--- start of Data rows ---
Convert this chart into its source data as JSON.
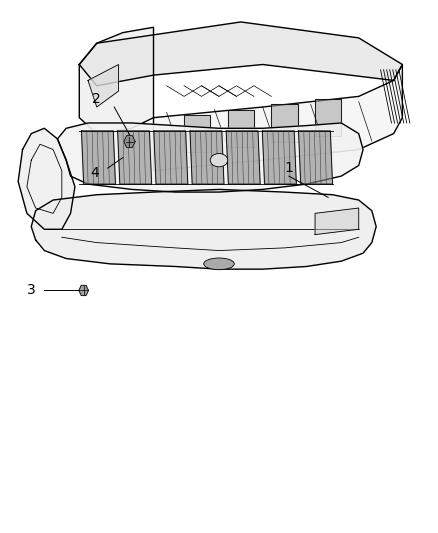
{
  "background_color": "#ffffff",
  "line_color": "#000000",
  "label_color": "#000000",
  "figsize": [
    4.38,
    5.33
  ],
  "dpi": 100
}
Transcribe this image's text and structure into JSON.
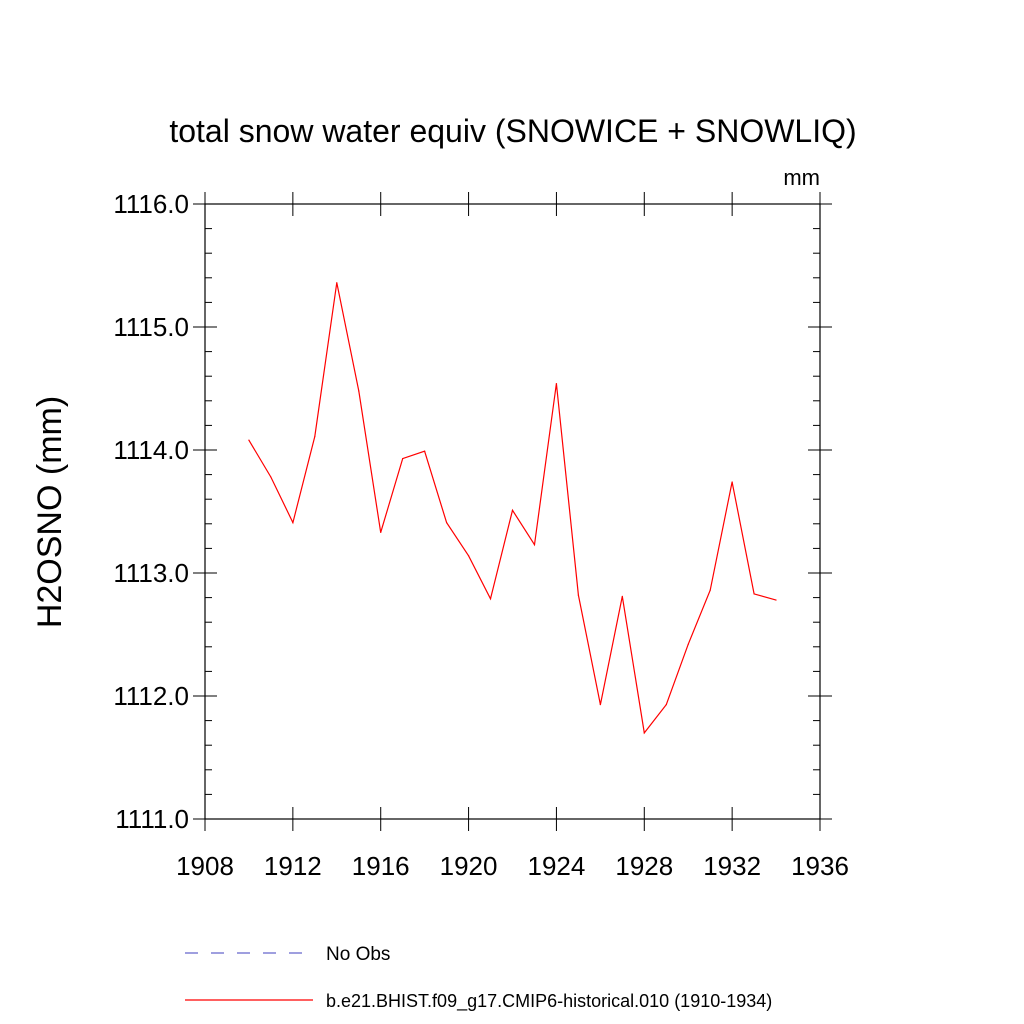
{
  "chart_data": {
    "type": "line",
    "title": "total snow water equiv (SNOWICE + SNOWLIQ)",
    "units_label": "mm",
    "ylabel": "H2OSNO  (mm)",
    "xlabel": "",
    "xlim": [
      1908,
      1936
    ],
    "ylim": [
      1111.0,
      1116.0
    ],
    "x_ticks": [
      1908,
      1912,
      1916,
      1920,
      1924,
      1928,
      1932,
      1936
    ],
    "x_tick_labels": [
      "1908",
      "1912",
      "1916",
      "1920",
      "1924",
      "1928",
      "1932",
      "1936"
    ],
    "y_ticks": [
      1111.0,
      1112.0,
      1113.0,
      1114.0,
      1115.0,
      1116.0
    ],
    "y_tick_labels": [
      "1111.0",
      "1112.0",
      "1113.0",
      "1114.0",
      "1115.0",
      "1116.0"
    ],
    "grid": false,
    "legend_position": "bottom",
    "series": [
      {
        "name": "b.e21.BHIST.f09_g17.CMIP6-historical.010 (1910-1934)",
        "color": "#ff0000",
        "style": "solid",
        "x": [
          1910,
          1911,
          1912,
          1913,
          1914,
          1915,
          1916,
          1917,
          1918,
          1919,
          1920,
          1921,
          1922,
          1923,
          1924,
          1925,
          1926,
          1927,
          1928,
          1929,
          1930,
          1931,
          1932,
          1933,
          1934
        ],
        "values": [
          1114.08,
          1113.78,
          1113.41,
          1114.11,
          1115.36,
          1114.48,
          1113.33,
          1113.93,
          1113.99,
          1113.41,
          1113.14,
          1112.79,
          1113.51,
          1113.23,
          1114.54,
          1112.82,
          1111.93,
          1112.81,
          1111.7,
          1111.93,
          1112.42,
          1112.86,
          1113.74,
          1112.83,
          1112.78
        ]
      }
    ],
    "legend": [
      {
        "label": "No Obs",
        "color": "#6666cc",
        "style": "dashed"
      },
      {
        "label": "b.e21.BHIST.f09_g17.CMIP6-historical.010 (1910-1934)",
        "color": "#ff0000",
        "style": "solid"
      }
    ]
  }
}
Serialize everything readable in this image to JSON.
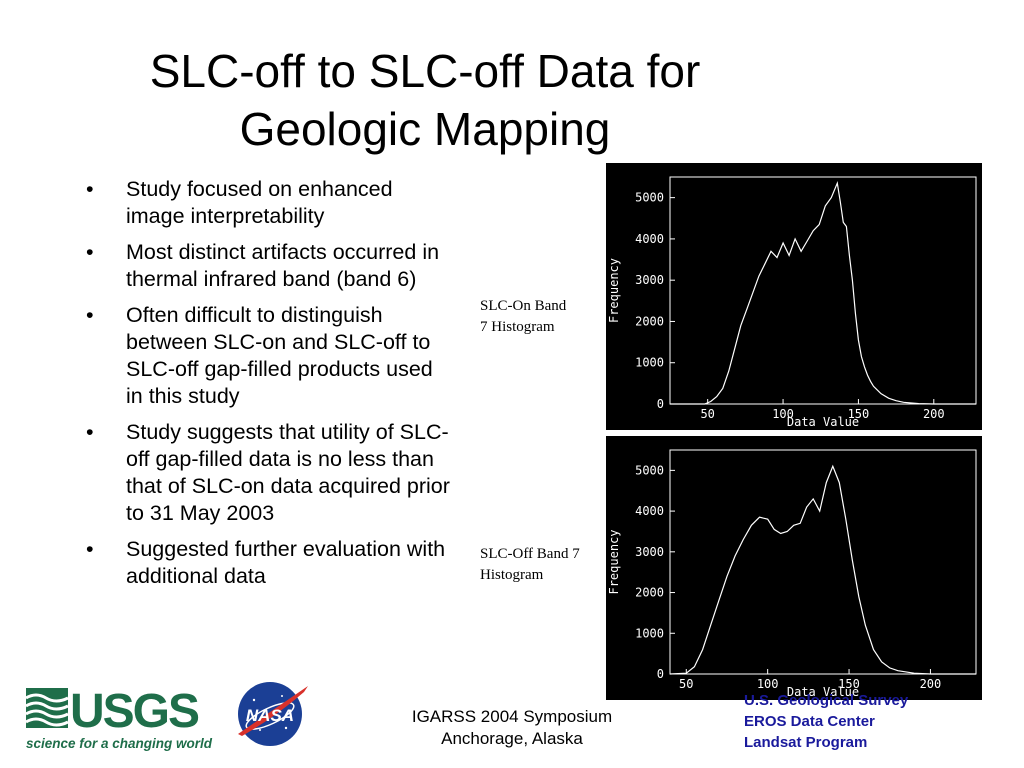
{
  "slide": {
    "title_line1": "SLC-off to SLC-off Data for",
    "title_line2": "Geologic Mapping",
    "bullets": [
      "Study focused on enhanced image interpretability",
      "Most distinct artifacts occurred in thermal infrared band (band 6)",
      "Often difficult to distinguish between SLC-on and SLC-off to SLC-off gap-filled products used in this study",
      "Study suggests that utility of SLC-off gap-filled data is no less than that of SLC-on data acquired prior to 31 May 2003",
      "Suggested further evaluation with additional data"
    ],
    "caption_top_line1": "SLC-On Band",
    "caption_top_line2": "7 Histogram",
    "caption_bottom_line1": "SLC-Off Band 7",
    "caption_bottom_line2": "Histogram",
    "footer_line1": "IGARSS 2004 Symposium",
    "footer_line2": "Anchorage, Alaska",
    "org_line1": "U.S. Geological Survey",
    "org_line2": "EROS Data Center",
    "org_line3": "Landsat Program",
    "usgs_logo_text": "USGS",
    "usgs_tagline": "science for a changing world",
    "nasa_logo_text": "NASA"
  },
  "colors": {
    "org_text": "#1a1a9c",
    "usgs_green": "#1f6e4a",
    "nasa_blue": "#1b3f95",
    "nasa_red": "#d8312b"
  },
  "chart_data": [
    {
      "type": "line",
      "xlabel": "Data Value",
      "ylabel": "Frequency",
      "xticks": [
        50,
        100,
        150,
        200
      ],
      "yticks": [
        0,
        1000,
        2000,
        3000,
        4000,
        5000
      ],
      "xlim": [
        25,
        228
      ],
      "ylim": [
        0,
        5500
      ],
      "grid": false,
      "series": [
        {
          "x": [
            25,
            40,
            48,
            52,
            56,
            60,
            64,
            68,
            72,
            76,
            80,
            84,
            88,
            92,
            96,
            100,
            104,
            108,
            112,
            116,
            120,
            124,
            128,
            132,
            136,
            138,
            140,
            142,
            144,
            146,
            148,
            150,
            152,
            154,
            156,
            158,
            160,
            165,
            170,
            175,
            180,
            190,
            200,
            210,
            220,
            228
          ],
          "y": [
            0,
            0,
            0,
            60,
            180,
            380,
            800,
            1350,
            1900,
            2300,
            2700,
            3100,
            3400,
            3700,
            3550,
            3900,
            3600,
            4000,
            3700,
            3950,
            4200,
            4350,
            4800,
            5000,
            5350,
            4900,
            4400,
            4300,
            3600,
            3000,
            2200,
            1550,
            1150,
            900,
            700,
            550,
            430,
            250,
            140,
            80,
            40,
            10,
            0,
            0,
            0,
            0
          ]
        }
      ]
    },
    {
      "type": "line",
      "xlabel": "Data Value",
      "ylabel": "Frequency",
      "xticks": [
        50,
        100,
        150,
        200
      ],
      "yticks": [
        0,
        1000,
        2000,
        3000,
        4000,
        5000
      ],
      "xlim": [
        40,
        228
      ],
      "ylim": [
        0,
        5500
      ],
      "grid": false,
      "series": [
        {
          "x": [
            40,
            50,
            55,
            60,
            65,
            70,
            75,
            80,
            85,
            90,
            95,
            100,
            104,
            108,
            112,
            116,
            120,
            124,
            128,
            132,
            136,
            140,
            144,
            148,
            152,
            156,
            160,
            165,
            170,
            175,
            180,
            190,
            200,
            210,
            228
          ],
          "y": [
            0,
            20,
            180,
            600,
            1200,
            1800,
            2400,
            2900,
            3300,
            3650,
            3850,
            3800,
            3550,
            3450,
            3500,
            3650,
            3700,
            4100,
            4300,
            4000,
            4700,
            5100,
            4700,
            3800,
            2800,
            1900,
            1200,
            600,
            300,
            150,
            80,
            20,
            0,
            0,
            0
          ]
        }
      ]
    }
  ]
}
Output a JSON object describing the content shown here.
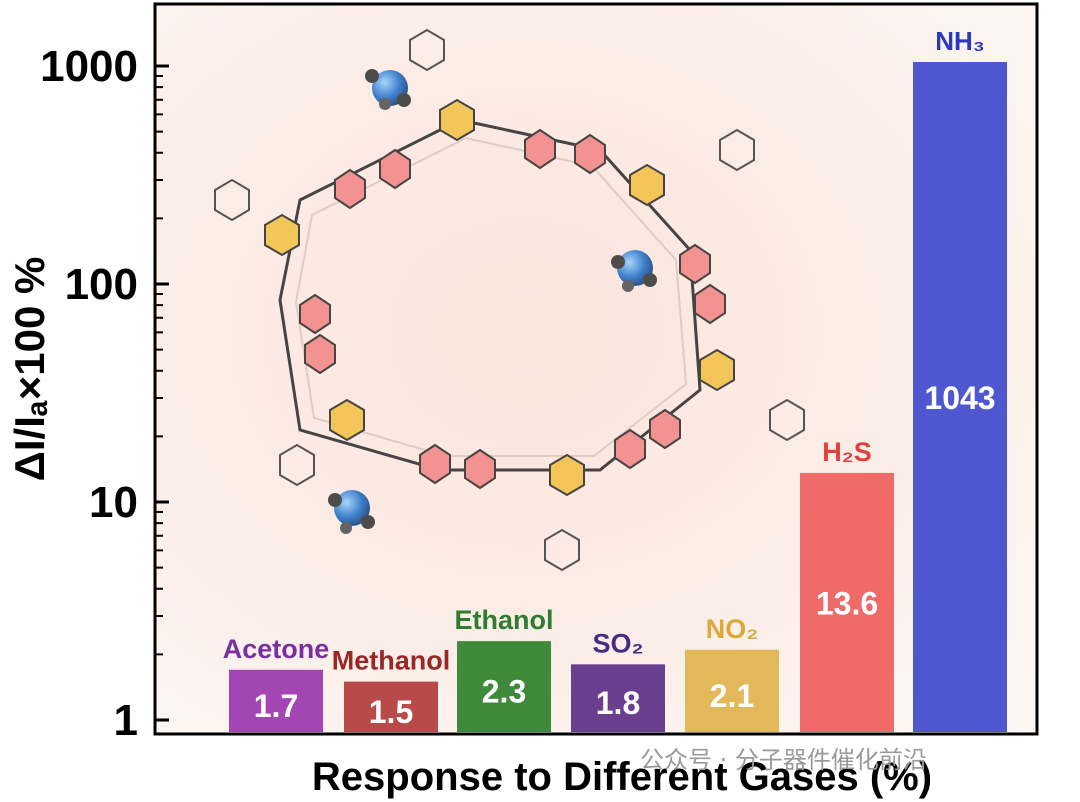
{
  "chart_data": {
    "type": "bar",
    "yscale": "log",
    "ylim": [
      0.8,
      2000
    ],
    "yticks": [
      1,
      10,
      100,
      1000
    ],
    "ylabel": "ΔI/Iₐ×100 %",
    "xlabel": "Response to Different Gases (%)",
    "title": "",
    "grid": false,
    "categories": [
      "Acetone",
      "Methanol",
      "Ethanol",
      "SO₂",
      "NO₂",
      "H₂S",
      "NH₃"
    ],
    "values": [
      1.7,
      1.5,
      2.3,
      1.8,
      2.1,
      13.6,
      1043
    ],
    "value_labels": [
      "1.7",
      "1.5",
      "2.3",
      "1.8",
      "2.1",
      "13.6",
      "1043"
    ],
    "colors": [
      "#a346b3",
      "#b84a4a",
      "#3f8a3a",
      "#6a3f90",
      "#e3b85a",
      "#f06a6a",
      "#4f57d0"
    ],
    "label_colors": [
      "#7a2fa0",
      "#9c2626",
      "#2e7d2e",
      "#4b2a85",
      "#d9a93a",
      "#e0403e",
      "#2b39c0"
    ]
  },
  "watermark": "公众号 · 分子器件催化前沿"
}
--- end of Data rows ---
Written task:
Copy every line from the entries that contains the word "type".

Completed exercise:
    "type": "line",
      "type": "line",
      "type": "line",
    "type": "bar",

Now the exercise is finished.